Work to complete: Below are records. Count every line containing the word "gate" and give the number alone.

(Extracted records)
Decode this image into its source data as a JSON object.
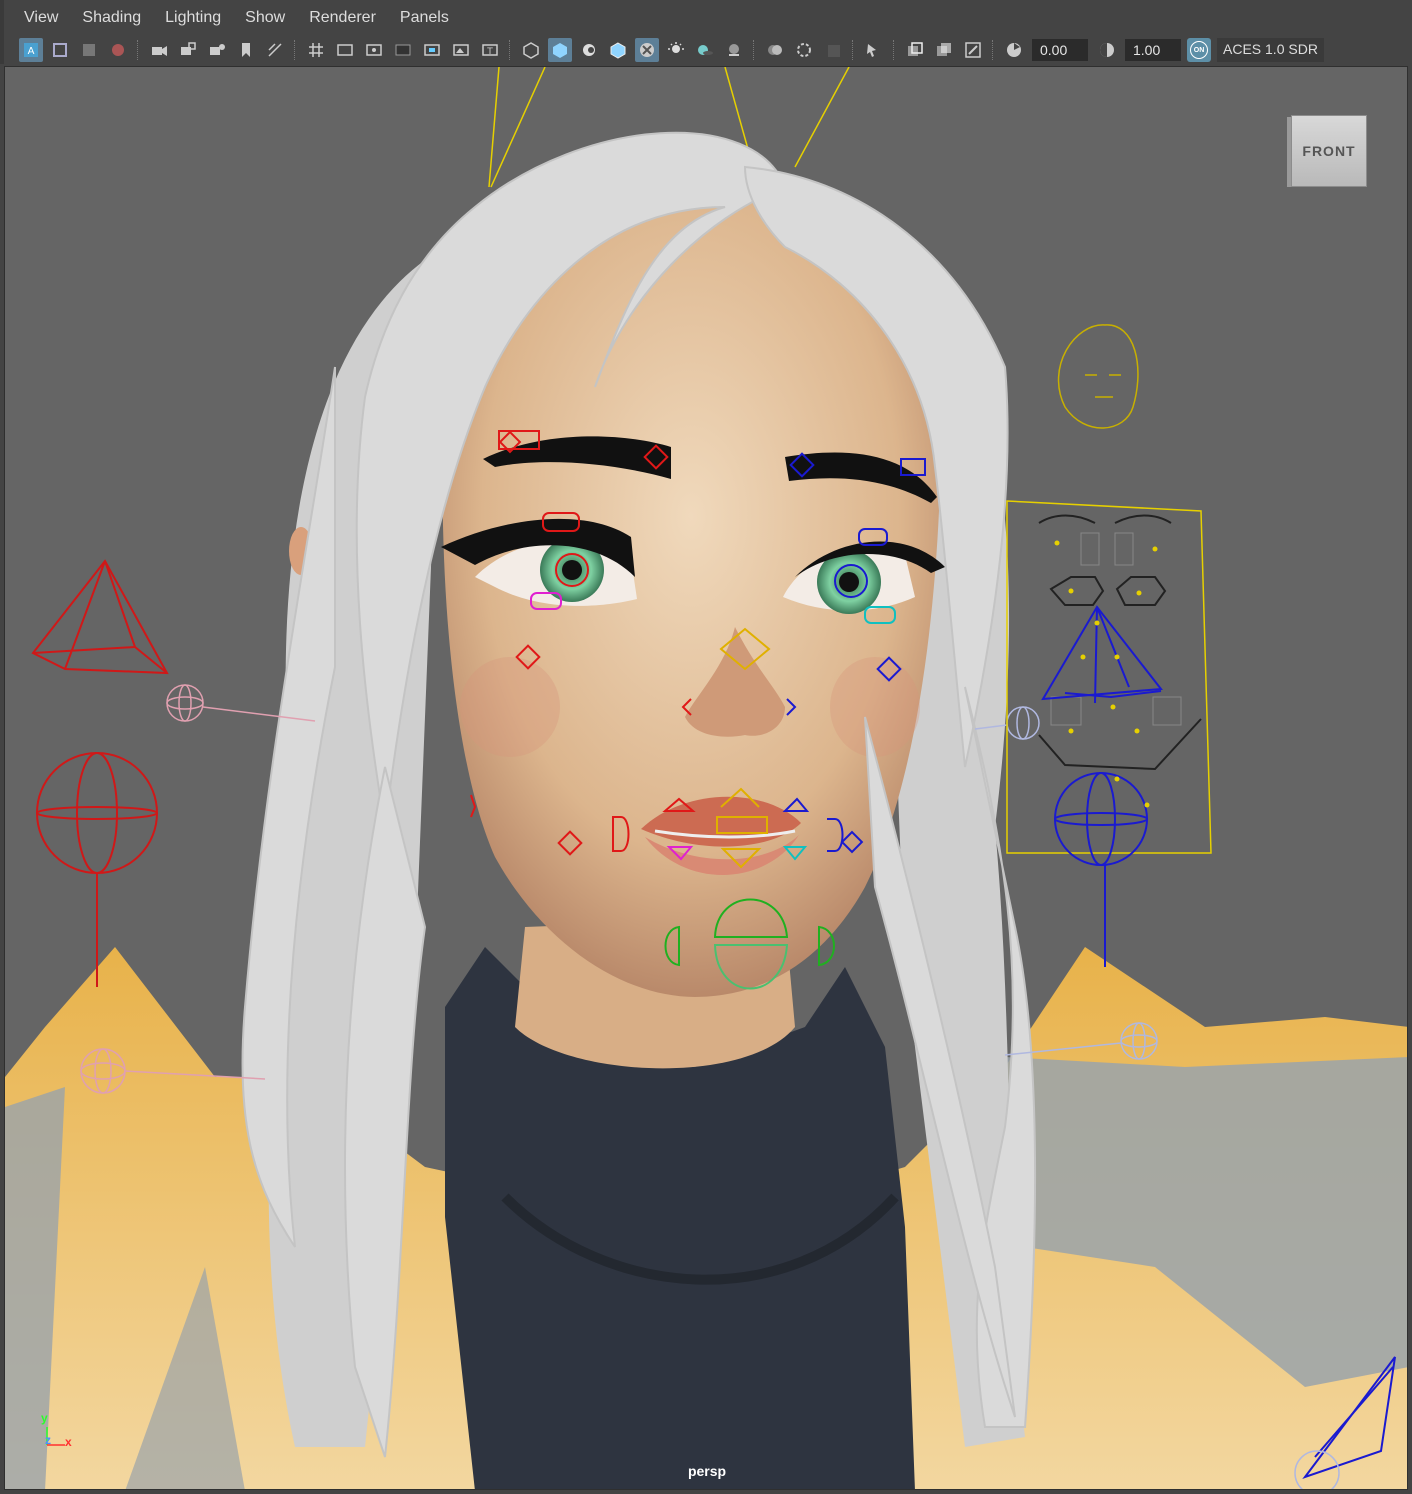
{
  "menu": {
    "items": [
      "View",
      "Shading",
      "Lighting",
      "Show",
      "Renderer",
      "Panels"
    ]
  },
  "toolbar": {
    "icons": [
      "select-camera-icon",
      "camera-attributes-icon",
      "image-plane-icon",
      "grease-pencil-icon",
      "camera-icon",
      "lock-camera-icon",
      "camera-settings-icon",
      "bookmark-icon",
      "2d-pan-zoom-icon",
      "grid-icon",
      "film-gate-icon",
      "resolution-gate-icon",
      "gate-mask-icon",
      "field-chart-icon",
      "safe-action-icon",
      "safe-title-icon",
      "wireframe-icon",
      "smooth-shade-icon",
      "default-material-icon",
      "wireframe-on-shaded-icon",
      "textured-icon",
      "use-all-lights-icon",
      "shadows-icon",
      "screen-space-ao-icon",
      "motion-blur-icon",
      "anti-aliasing-icon",
      "depth-of-field-icon",
      "isolate-select-icon",
      "xray-icon",
      "xray-joints-icon",
      "xray-components-icon",
      "exposure-icon",
      "gamma-icon"
    ],
    "exposure_value": "0.00",
    "gamma_value": "1.00",
    "color_mgmt_badge": "ON",
    "colorspace_label": "ACES 1.0 SDR"
  },
  "viewport": {
    "viewcube_label": "FRONT",
    "camera_label": "persp",
    "axis": {
      "y": "y",
      "z": "z",
      "x": "x"
    }
  },
  "colors": {
    "viewport_bg": "#656565",
    "hair": "#d9d9d9",
    "skin": "#e7c8a3",
    "jacket": "#e6ad45",
    "sweater": "#2e3440",
    "control_red": "#e01818",
    "control_blue": "#1a1ad0",
    "control_yellow": "#e0c000",
    "control_green": "#20b020"
  }
}
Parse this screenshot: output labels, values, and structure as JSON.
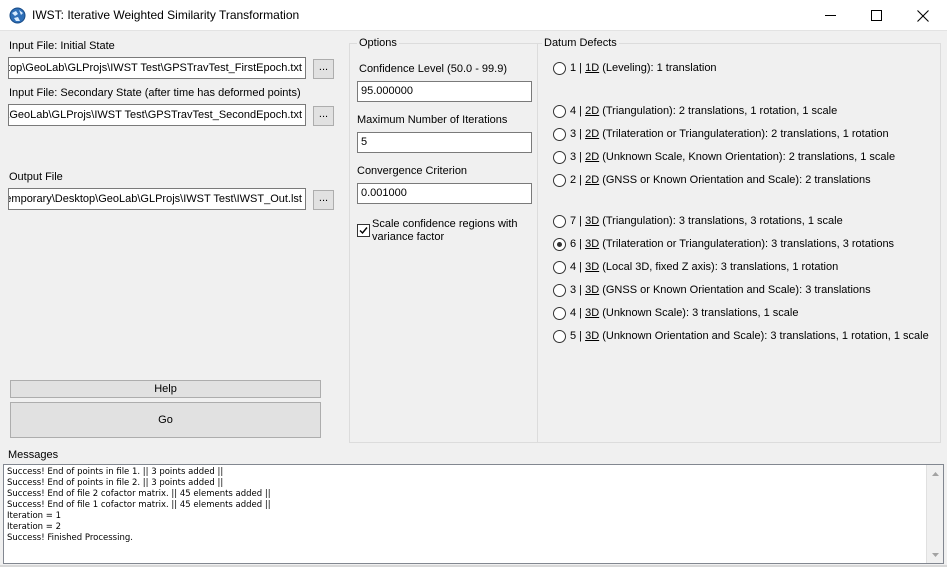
{
  "window": {
    "title": "IWST: Iterative Weighted Similarity Transformation",
    "controls": {
      "minimize": "minimize-icon",
      "maximize": "maximize-icon",
      "close": "close-icon"
    }
  },
  "files": {
    "initial_label": "Input File: Initial State",
    "initial_value": "C:\\Users\\Desktop\\GeoLab\\GLProjs\\IWST Test\\GPSTravTest_FirstEpoch.txt",
    "secondary_label": "Input File: Secondary State (after time has deformed points)",
    "secondary_value": "C:\\Users\\Desktop\\GeoLab\\GLProjs\\IWST Test\\GPSTravTest_SecondEpoch.txt",
    "output_label": "Output File",
    "output_value": "C:\\Temporary\\Desktop\\GeoLab\\GLProjs\\IWST Test\\IWST_Out.lst",
    "browse_label": "..."
  },
  "buttons": {
    "help": "Help",
    "go": "Go"
  },
  "options": {
    "group_title": "Options",
    "confidence_label": "Confidence Level (50.0 - 99.9)",
    "confidence_value": "95.000000",
    "iterations_label": "Maximum Number of Iterations",
    "iterations_value": "5",
    "convergence_label": "Convergence Criterion",
    "convergence_value": "0.001000",
    "scale_checkbox_line1": "Scale confidence regions with",
    "scale_checkbox_line2": "variance factor",
    "scale_checked": true
  },
  "datum_defects": {
    "group_title": "Datum Defects",
    "items": [
      {
        "prefix": "1 | ",
        "dim": "1D",
        "text": " (Leveling): 1 translation",
        "selected": false
      },
      {
        "prefix": "4 | ",
        "dim": "2D",
        "text": " (Triangulation): 2 translations, 1 rotation, 1 scale",
        "selected": false
      },
      {
        "prefix": "3 | ",
        "dim": "2D",
        "text": " (Trilateration or Triangulateration): 2 translations, 1 rotation",
        "selected": false
      },
      {
        "prefix": "3 | ",
        "dim": "2D",
        "text": " (Unknown Scale, Known Orientation): 2 translations, 1 scale",
        "selected": false
      },
      {
        "prefix": "2 | ",
        "dim": "2D",
        "text": " (GNSS or Known Orientation and Scale): 2 translations",
        "selected": false
      },
      {
        "prefix": "7 | ",
        "dim": "3D",
        "text": " (Triangulation): 3 translations, 3 rotations, 1 scale",
        "selected": false
      },
      {
        "prefix": "6 | ",
        "dim": "3D",
        "text": " (Trilateration or Triangulateration): 3 translations, 3 rotations",
        "selected": true
      },
      {
        "prefix": "4 | ",
        "dim": "3D",
        "text": " (Local 3D, fixed Z axis): 3 translations, 1 rotation",
        "selected": false
      },
      {
        "prefix": "3 | ",
        "dim": "3D",
        "text": " (GNSS or Known Orientation and Scale): 3 translations",
        "selected": false
      },
      {
        "prefix": "4 | ",
        "dim": "3D",
        "text": " (Unknown Scale): 3 translations, 1 scale",
        "selected": false
      },
      {
        "prefix": "5 | ",
        "dim": "3D",
        "text": " (Unknown Orientation and Scale): 3 translations, 1 rotation, 1 scale",
        "selected": false
      }
    ]
  },
  "messages": {
    "label": "Messages",
    "lines": [
      "Success! End of points in file 1. || 3 points added ||",
      "Success! End of points in file 2. || 3 points added ||",
      "Success! End of file 2 cofactor matrix. || 45 elements added ||",
      "Success! End of file 1 cofactor matrix. || 45 elements added ||",
      "Iteration = 1",
      "Iteration = 2",
      "Success! Finished Processing."
    ]
  }
}
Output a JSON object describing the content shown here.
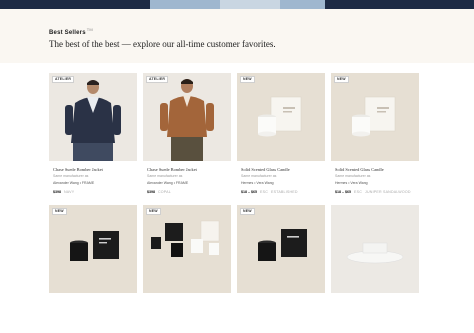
{
  "section": {
    "eyebrow": "Best Sellers",
    "eyebrow_mark": "TM",
    "headline": "The best of the best — explore our all-time customer favorites."
  },
  "products": [
    {
      "badge": "ATELIER",
      "title": "Chase Suede Bomber Jacket",
      "sub": "Same manufacturer as",
      "brand": "Alexander Wang  •  FRAME",
      "price": "$398",
      "compare": "NAVY",
      "extra": ""
    },
    {
      "badge": "ATELIER",
      "title": "Chase Suede Bomber Jacket",
      "sub": "Same manufacturer as",
      "brand": "Alexander Wang  •  FRAME",
      "price": "$398",
      "compare": "COPAL",
      "extra": ""
    },
    {
      "badge": "NEW",
      "title": "Solid Scented Glass Candle",
      "sub": "Same manufacturer as",
      "brand": "Hermes  •  Vera Wang",
      "price": "$18 – $65",
      "compare": "ESC",
      "extra": "ESTABLISHED"
    },
    {
      "badge": "NEW",
      "title": "Solid Scented Glass Candle",
      "sub": "Same manufacturer as",
      "brand": "Hermes  •  Vera Wang",
      "price": "$18 – $65",
      "compare": "ESC",
      "extra": "JUNIPER  SANDALWOOD"
    }
  ],
  "row2_badges": [
    "NEW",
    "NEW",
    "NEW"
  ],
  "colors": {
    "hero": "#1d2b45",
    "band": "#faf7f2",
    "card_bg": "#e9e3d8"
  }
}
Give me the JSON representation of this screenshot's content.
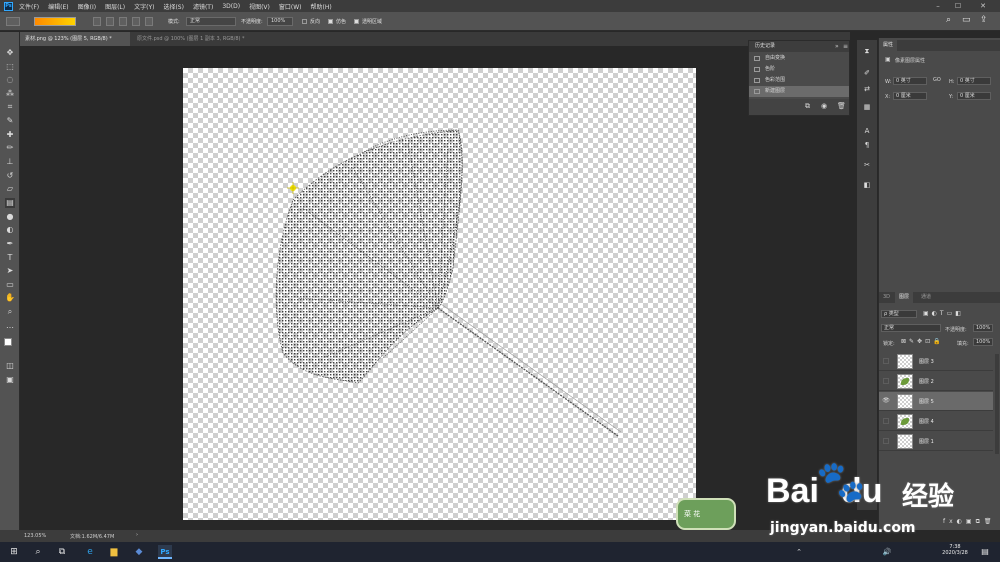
{
  "app": {
    "name": "Ps"
  },
  "menu": [
    "文件(F)",
    "编辑(E)",
    "图像(I)",
    "图层(L)",
    "文字(Y)",
    "选择(S)",
    "滤镜(T)",
    "3D(D)",
    "视图(V)",
    "窗口(W)",
    "帮助(H)"
  ],
  "options": {
    "mode_label": "模式:",
    "mode_value": "正常",
    "opacity_label": "不透明度:",
    "opacity_value": "100%",
    "reverse_label": "反向",
    "dither_label": "仿色",
    "transparency_label": "透明区域"
  },
  "tabs": [
    {
      "label": "素材.png @ 123% (图层 5, RGB/8) *"
    },
    {
      "label": "原文件.psd @ 100% (图层 1 副本 3, RGB/8) *"
    }
  ],
  "status": {
    "zoom": "123.05%",
    "doc": "文档:1.62M/6.47M"
  },
  "history": {
    "title": "历史记录",
    "items": [
      {
        "label": "自由变换"
      },
      {
        "label": "色阶"
      },
      {
        "label": "色彩范围"
      },
      {
        "label": "新建图层"
      }
    ]
  },
  "properties": {
    "title": "属性",
    "subtitle": "像素图层属性",
    "w_label": "W:",
    "w_value": "0 英寸",
    "h_label": "H:",
    "h_value": "0 英寸",
    "go_label": "GO",
    "x_label": "X:",
    "x_value": "0 厘米",
    "y_label": "Y:",
    "y_value": "0 厘米"
  },
  "layers_panel": {
    "tabs": [
      "3D",
      "图层",
      "通道"
    ],
    "filter_label": "ρ 类型",
    "blend_mode": "正常",
    "opacity_label": "不透明度:",
    "opacity_value": "100%",
    "lock_label": "锁定:",
    "fill_label": "填充:",
    "fill_value": "100%",
    "layers": [
      {
        "name": "图层 3",
        "visible": false,
        "selected": false,
        "thumb": "empty"
      },
      {
        "name": "图层 2",
        "visible": false,
        "selected": false,
        "thumb": "leaf"
      },
      {
        "name": "图层 5",
        "visible": true,
        "selected": true,
        "thumb": "empty"
      },
      {
        "name": "图层 4",
        "visible": false,
        "selected": false,
        "thumb": "leaf"
      },
      {
        "name": "图层 1",
        "visible": false,
        "selected": false,
        "thumb": "empty"
      }
    ]
  },
  "taskbar": {
    "time": "7:38",
    "date": "2020/3/28"
  },
  "watermark": {
    "badge_text": "菜 花",
    "brand_cn": "经验",
    "brand_latin": "Bai",
    "brand_latin_2": "du",
    "url": "jingyan.baidu.com"
  },
  "colors": {
    "accent": "#31a8ff",
    "panel": "#535353",
    "bg": "#282828",
    "selected_layer": "#6a6a6a",
    "leaf_green": "#6c9a3a",
    "gradient_start": "#ff8a00",
    "gradient_end": "#ffd300"
  }
}
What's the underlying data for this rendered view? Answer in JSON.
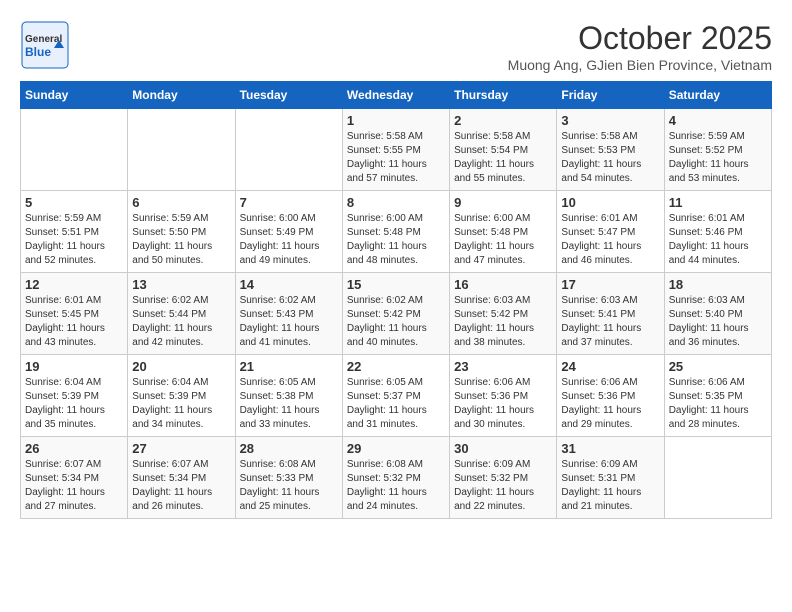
{
  "logo": {
    "line1": "General",
    "line2": "Blue"
  },
  "title": "October 2025",
  "location": "Muong Ang, GJien Bien Province, Vietnam",
  "days_of_week": [
    "Sunday",
    "Monday",
    "Tuesday",
    "Wednesday",
    "Thursday",
    "Friday",
    "Saturday"
  ],
  "weeks": [
    [
      {
        "day": "",
        "info": ""
      },
      {
        "day": "",
        "info": ""
      },
      {
        "day": "",
        "info": ""
      },
      {
        "day": "1",
        "info": "Sunrise: 5:58 AM\nSunset: 5:55 PM\nDaylight: 11 hours\nand 57 minutes."
      },
      {
        "day": "2",
        "info": "Sunrise: 5:58 AM\nSunset: 5:54 PM\nDaylight: 11 hours\nand 55 minutes."
      },
      {
        "day": "3",
        "info": "Sunrise: 5:58 AM\nSunset: 5:53 PM\nDaylight: 11 hours\nand 54 minutes."
      },
      {
        "day": "4",
        "info": "Sunrise: 5:59 AM\nSunset: 5:52 PM\nDaylight: 11 hours\nand 53 minutes."
      }
    ],
    [
      {
        "day": "5",
        "info": "Sunrise: 5:59 AM\nSunset: 5:51 PM\nDaylight: 11 hours\nand 52 minutes."
      },
      {
        "day": "6",
        "info": "Sunrise: 5:59 AM\nSunset: 5:50 PM\nDaylight: 11 hours\nand 50 minutes."
      },
      {
        "day": "7",
        "info": "Sunrise: 6:00 AM\nSunset: 5:49 PM\nDaylight: 11 hours\nand 49 minutes."
      },
      {
        "day": "8",
        "info": "Sunrise: 6:00 AM\nSunset: 5:48 PM\nDaylight: 11 hours\nand 48 minutes."
      },
      {
        "day": "9",
        "info": "Sunrise: 6:00 AM\nSunset: 5:48 PM\nDaylight: 11 hours\nand 47 minutes."
      },
      {
        "day": "10",
        "info": "Sunrise: 6:01 AM\nSunset: 5:47 PM\nDaylight: 11 hours\nand 46 minutes."
      },
      {
        "day": "11",
        "info": "Sunrise: 6:01 AM\nSunset: 5:46 PM\nDaylight: 11 hours\nand 44 minutes."
      }
    ],
    [
      {
        "day": "12",
        "info": "Sunrise: 6:01 AM\nSunset: 5:45 PM\nDaylight: 11 hours\nand 43 minutes."
      },
      {
        "day": "13",
        "info": "Sunrise: 6:02 AM\nSunset: 5:44 PM\nDaylight: 11 hours\nand 42 minutes."
      },
      {
        "day": "14",
        "info": "Sunrise: 6:02 AM\nSunset: 5:43 PM\nDaylight: 11 hours\nand 41 minutes."
      },
      {
        "day": "15",
        "info": "Sunrise: 6:02 AM\nSunset: 5:42 PM\nDaylight: 11 hours\nand 40 minutes."
      },
      {
        "day": "16",
        "info": "Sunrise: 6:03 AM\nSunset: 5:42 PM\nDaylight: 11 hours\nand 38 minutes."
      },
      {
        "day": "17",
        "info": "Sunrise: 6:03 AM\nSunset: 5:41 PM\nDaylight: 11 hours\nand 37 minutes."
      },
      {
        "day": "18",
        "info": "Sunrise: 6:03 AM\nSunset: 5:40 PM\nDaylight: 11 hours\nand 36 minutes."
      }
    ],
    [
      {
        "day": "19",
        "info": "Sunrise: 6:04 AM\nSunset: 5:39 PM\nDaylight: 11 hours\nand 35 minutes."
      },
      {
        "day": "20",
        "info": "Sunrise: 6:04 AM\nSunset: 5:39 PM\nDaylight: 11 hours\nand 34 minutes."
      },
      {
        "day": "21",
        "info": "Sunrise: 6:05 AM\nSunset: 5:38 PM\nDaylight: 11 hours\nand 33 minutes."
      },
      {
        "day": "22",
        "info": "Sunrise: 6:05 AM\nSunset: 5:37 PM\nDaylight: 11 hours\nand 31 minutes."
      },
      {
        "day": "23",
        "info": "Sunrise: 6:06 AM\nSunset: 5:36 PM\nDaylight: 11 hours\nand 30 minutes."
      },
      {
        "day": "24",
        "info": "Sunrise: 6:06 AM\nSunset: 5:36 PM\nDaylight: 11 hours\nand 29 minutes."
      },
      {
        "day": "25",
        "info": "Sunrise: 6:06 AM\nSunset: 5:35 PM\nDaylight: 11 hours\nand 28 minutes."
      }
    ],
    [
      {
        "day": "26",
        "info": "Sunrise: 6:07 AM\nSunset: 5:34 PM\nDaylight: 11 hours\nand 27 minutes."
      },
      {
        "day": "27",
        "info": "Sunrise: 6:07 AM\nSunset: 5:34 PM\nDaylight: 11 hours\nand 26 minutes."
      },
      {
        "day": "28",
        "info": "Sunrise: 6:08 AM\nSunset: 5:33 PM\nDaylight: 11 hours\nand 25 minutes."
      },
      {
        "day": "29",
        "info": "Sunrise: 6:08 AM\nSunset: 5:32 PM\nDaylight: 11 hours\nand 24 minutes."
      },
      {
        "day": "30",
        "info": "Sunrise: 6:09 AM\nSunset: 5:32 PM\nDaylight: 11 hours\nand 22 minutes."
      },
      {
        "day": "31",
        "info": "Sunrise: 6:09 AM\nSunset: 5:31 PM\nDaylight: 11 hours\nand 21 minutes."
      },
      {
        "day": "",
        "info": ""
      }
    ]
  ]
}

Result of this task: 3